## [Given task]
Report how many lines contain "installation"; state the number and nothing else.

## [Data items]
####################

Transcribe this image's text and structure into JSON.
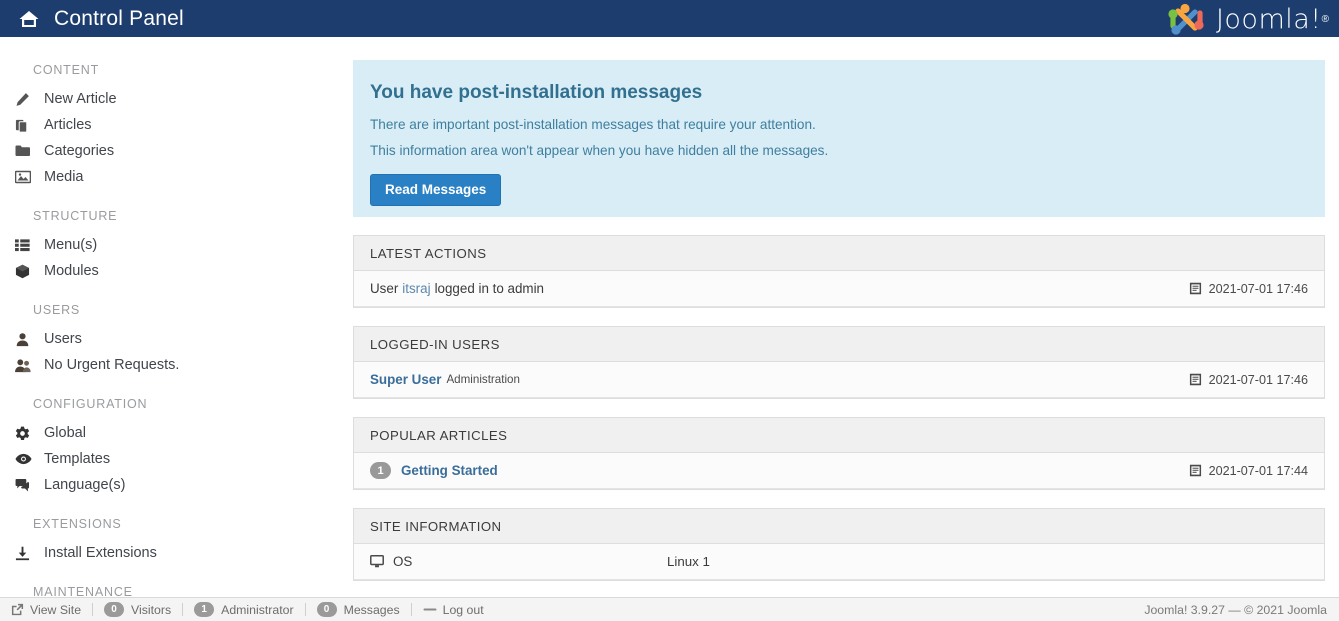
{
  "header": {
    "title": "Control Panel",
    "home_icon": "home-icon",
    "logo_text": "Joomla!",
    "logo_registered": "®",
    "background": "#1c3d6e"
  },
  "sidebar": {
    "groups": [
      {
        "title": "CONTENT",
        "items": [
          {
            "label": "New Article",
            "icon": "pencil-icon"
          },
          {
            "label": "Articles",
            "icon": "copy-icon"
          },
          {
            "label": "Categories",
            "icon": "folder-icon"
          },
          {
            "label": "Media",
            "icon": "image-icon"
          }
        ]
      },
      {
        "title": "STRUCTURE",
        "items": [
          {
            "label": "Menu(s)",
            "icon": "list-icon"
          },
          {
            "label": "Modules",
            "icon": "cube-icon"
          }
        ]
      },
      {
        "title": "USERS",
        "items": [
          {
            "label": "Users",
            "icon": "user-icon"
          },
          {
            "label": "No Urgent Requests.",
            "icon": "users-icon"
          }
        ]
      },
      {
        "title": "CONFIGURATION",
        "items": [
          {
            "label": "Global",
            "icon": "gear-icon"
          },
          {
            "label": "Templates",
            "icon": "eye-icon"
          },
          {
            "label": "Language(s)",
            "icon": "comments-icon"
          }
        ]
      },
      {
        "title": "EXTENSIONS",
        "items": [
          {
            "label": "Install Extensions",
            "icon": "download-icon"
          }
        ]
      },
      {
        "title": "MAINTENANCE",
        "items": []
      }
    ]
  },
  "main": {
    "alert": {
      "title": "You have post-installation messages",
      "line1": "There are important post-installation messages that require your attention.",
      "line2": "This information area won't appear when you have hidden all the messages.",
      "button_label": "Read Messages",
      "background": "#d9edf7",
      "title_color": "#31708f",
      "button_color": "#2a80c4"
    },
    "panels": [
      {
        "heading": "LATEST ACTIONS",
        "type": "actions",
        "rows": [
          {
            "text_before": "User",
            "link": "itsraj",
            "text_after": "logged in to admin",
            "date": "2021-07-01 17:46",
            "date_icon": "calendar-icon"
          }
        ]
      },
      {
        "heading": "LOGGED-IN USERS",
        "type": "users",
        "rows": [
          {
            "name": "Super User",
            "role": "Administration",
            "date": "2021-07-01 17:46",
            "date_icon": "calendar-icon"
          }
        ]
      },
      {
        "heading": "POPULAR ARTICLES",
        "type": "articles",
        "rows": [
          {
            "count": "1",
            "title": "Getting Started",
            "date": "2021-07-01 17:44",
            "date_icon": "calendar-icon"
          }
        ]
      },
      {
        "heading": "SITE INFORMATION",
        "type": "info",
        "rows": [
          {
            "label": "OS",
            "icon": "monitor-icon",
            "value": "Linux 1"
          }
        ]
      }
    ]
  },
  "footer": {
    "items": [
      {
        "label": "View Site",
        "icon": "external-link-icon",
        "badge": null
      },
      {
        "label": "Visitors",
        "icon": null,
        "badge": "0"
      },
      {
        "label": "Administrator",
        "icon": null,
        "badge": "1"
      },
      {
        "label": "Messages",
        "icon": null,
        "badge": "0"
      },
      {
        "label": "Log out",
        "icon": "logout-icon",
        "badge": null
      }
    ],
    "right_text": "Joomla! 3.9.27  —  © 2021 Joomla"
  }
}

####################

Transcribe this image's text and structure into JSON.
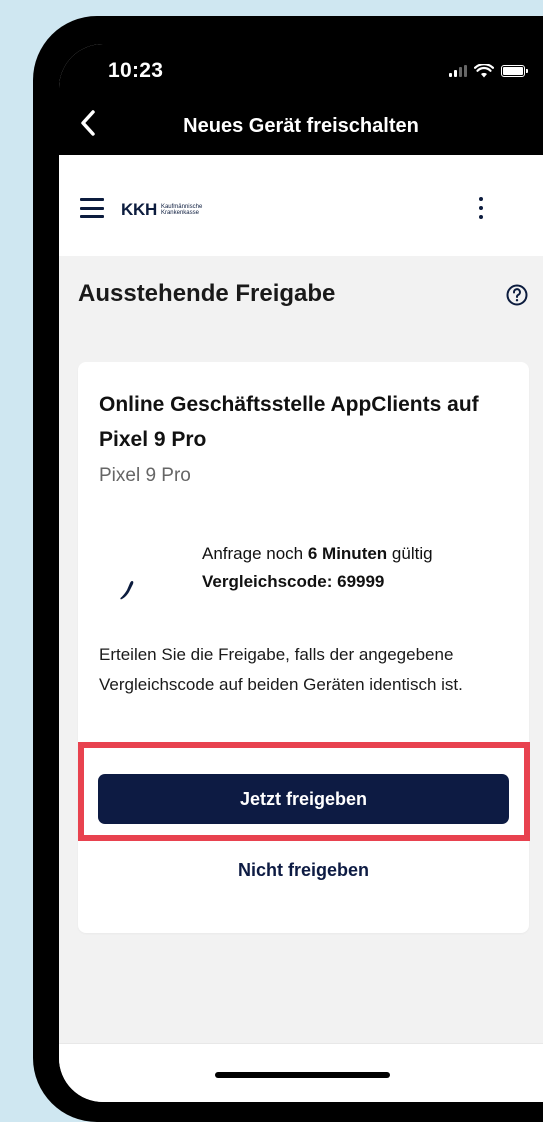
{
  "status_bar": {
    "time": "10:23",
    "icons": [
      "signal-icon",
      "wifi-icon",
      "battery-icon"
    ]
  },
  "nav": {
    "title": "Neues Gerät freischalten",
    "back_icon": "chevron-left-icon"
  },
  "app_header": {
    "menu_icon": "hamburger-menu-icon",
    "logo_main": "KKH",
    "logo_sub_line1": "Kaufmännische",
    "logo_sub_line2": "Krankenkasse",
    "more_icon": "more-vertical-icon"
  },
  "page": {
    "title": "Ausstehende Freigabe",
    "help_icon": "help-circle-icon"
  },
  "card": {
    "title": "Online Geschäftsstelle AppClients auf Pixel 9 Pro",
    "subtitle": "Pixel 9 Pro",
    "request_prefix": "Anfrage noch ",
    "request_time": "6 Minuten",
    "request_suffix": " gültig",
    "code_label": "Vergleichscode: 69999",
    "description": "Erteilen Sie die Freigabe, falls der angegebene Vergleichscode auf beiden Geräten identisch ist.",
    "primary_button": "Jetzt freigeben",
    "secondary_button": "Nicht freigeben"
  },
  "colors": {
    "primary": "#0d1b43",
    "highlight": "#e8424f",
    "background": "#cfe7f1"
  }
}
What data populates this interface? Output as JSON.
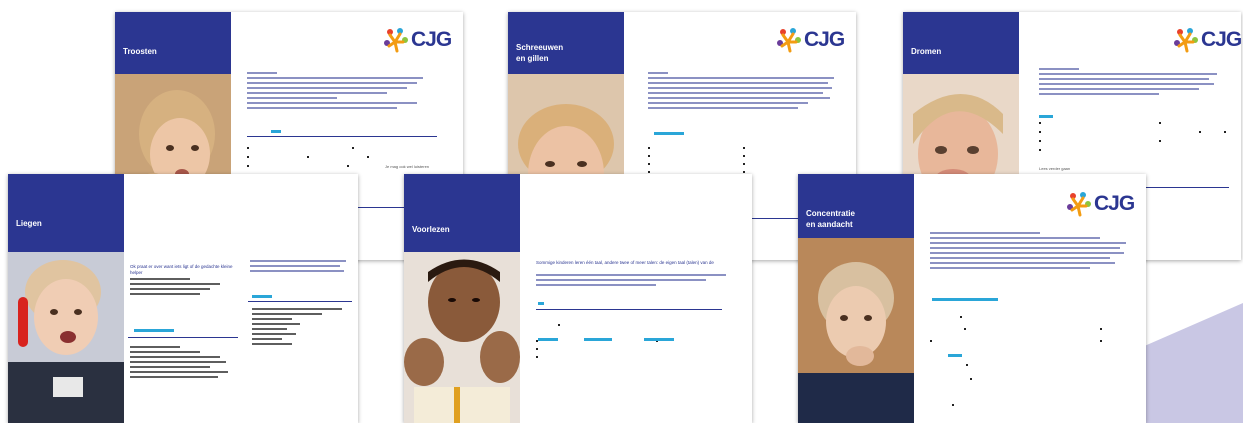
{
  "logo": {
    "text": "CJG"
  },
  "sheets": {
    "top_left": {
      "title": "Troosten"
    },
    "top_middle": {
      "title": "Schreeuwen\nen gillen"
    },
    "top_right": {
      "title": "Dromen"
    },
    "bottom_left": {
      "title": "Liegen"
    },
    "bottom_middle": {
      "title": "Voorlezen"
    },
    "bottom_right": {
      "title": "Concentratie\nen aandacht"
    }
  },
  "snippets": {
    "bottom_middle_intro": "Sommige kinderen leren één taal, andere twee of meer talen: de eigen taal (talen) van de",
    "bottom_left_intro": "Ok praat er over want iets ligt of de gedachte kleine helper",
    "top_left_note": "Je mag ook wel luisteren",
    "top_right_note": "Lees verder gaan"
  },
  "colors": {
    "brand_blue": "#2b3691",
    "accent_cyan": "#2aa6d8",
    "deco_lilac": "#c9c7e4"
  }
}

####################

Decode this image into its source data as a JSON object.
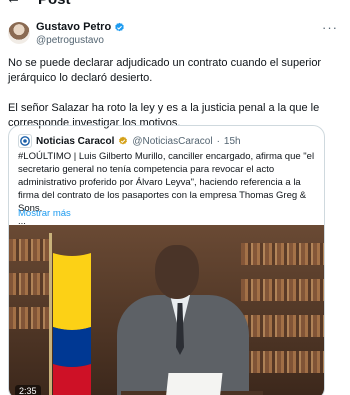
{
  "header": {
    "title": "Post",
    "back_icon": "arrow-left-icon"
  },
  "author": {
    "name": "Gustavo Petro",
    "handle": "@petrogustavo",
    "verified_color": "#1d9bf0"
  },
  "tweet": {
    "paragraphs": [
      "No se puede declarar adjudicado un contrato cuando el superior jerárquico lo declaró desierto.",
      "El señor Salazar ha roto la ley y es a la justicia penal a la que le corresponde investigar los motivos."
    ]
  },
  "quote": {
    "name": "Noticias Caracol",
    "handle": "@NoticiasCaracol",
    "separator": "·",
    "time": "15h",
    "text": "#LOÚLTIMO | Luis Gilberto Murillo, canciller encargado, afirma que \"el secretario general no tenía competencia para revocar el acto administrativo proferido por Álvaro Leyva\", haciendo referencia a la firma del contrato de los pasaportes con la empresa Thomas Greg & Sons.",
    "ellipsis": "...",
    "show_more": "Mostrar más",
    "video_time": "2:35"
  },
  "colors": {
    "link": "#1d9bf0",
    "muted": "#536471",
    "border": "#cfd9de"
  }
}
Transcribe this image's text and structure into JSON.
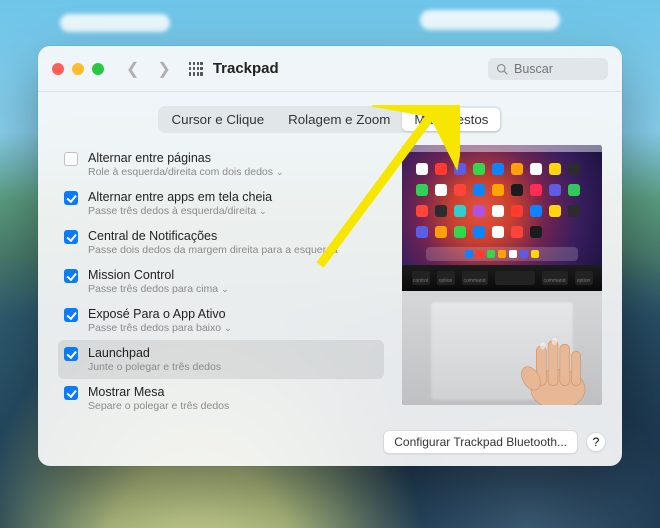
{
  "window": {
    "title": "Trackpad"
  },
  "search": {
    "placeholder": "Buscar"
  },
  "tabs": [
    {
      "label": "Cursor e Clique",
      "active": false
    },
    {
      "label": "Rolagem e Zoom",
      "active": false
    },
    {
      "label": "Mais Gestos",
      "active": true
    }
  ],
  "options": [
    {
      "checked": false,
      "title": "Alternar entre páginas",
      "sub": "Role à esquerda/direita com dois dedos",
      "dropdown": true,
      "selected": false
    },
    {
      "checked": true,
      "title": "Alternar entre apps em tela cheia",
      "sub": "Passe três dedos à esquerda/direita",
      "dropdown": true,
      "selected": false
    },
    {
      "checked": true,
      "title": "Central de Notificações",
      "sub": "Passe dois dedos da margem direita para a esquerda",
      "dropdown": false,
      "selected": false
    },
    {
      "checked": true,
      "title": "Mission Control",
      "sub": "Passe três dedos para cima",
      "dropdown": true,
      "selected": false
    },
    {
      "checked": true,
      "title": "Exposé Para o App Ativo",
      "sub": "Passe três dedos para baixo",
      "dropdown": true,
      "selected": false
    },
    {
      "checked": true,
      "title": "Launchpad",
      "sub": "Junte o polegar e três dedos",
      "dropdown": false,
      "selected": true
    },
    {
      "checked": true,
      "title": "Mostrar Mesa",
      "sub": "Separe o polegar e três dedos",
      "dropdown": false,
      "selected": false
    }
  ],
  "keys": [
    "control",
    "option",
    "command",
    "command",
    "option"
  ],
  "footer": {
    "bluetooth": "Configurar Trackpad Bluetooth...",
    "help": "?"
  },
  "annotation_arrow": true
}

####################

## [Solution to this task]
2